----- Dataset content
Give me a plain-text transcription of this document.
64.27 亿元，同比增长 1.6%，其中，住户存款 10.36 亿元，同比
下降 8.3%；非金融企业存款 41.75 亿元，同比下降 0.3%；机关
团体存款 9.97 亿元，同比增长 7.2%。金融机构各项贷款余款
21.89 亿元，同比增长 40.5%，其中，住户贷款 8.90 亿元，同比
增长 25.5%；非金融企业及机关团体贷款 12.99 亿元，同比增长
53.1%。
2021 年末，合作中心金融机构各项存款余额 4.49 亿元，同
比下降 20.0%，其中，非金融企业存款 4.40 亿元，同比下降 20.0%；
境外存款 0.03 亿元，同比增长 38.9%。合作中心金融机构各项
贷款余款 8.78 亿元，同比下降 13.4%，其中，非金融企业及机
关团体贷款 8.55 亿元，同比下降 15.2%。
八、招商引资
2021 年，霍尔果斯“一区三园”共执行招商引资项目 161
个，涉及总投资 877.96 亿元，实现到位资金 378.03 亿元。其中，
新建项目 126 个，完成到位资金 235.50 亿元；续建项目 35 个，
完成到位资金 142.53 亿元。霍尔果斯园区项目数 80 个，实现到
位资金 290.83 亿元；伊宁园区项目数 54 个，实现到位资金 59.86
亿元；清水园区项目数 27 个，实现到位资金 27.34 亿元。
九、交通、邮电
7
----------
Goal:
Search the data above for the string "完成到位资金" and copy each line that has it.

Finished exercise:
新建项目 126 个，完成到位资金 235.50 亿元；续建项目 35 个，
完成到位资金 142.53 亿元。霍尔果斯园区项目数 80 个，实现到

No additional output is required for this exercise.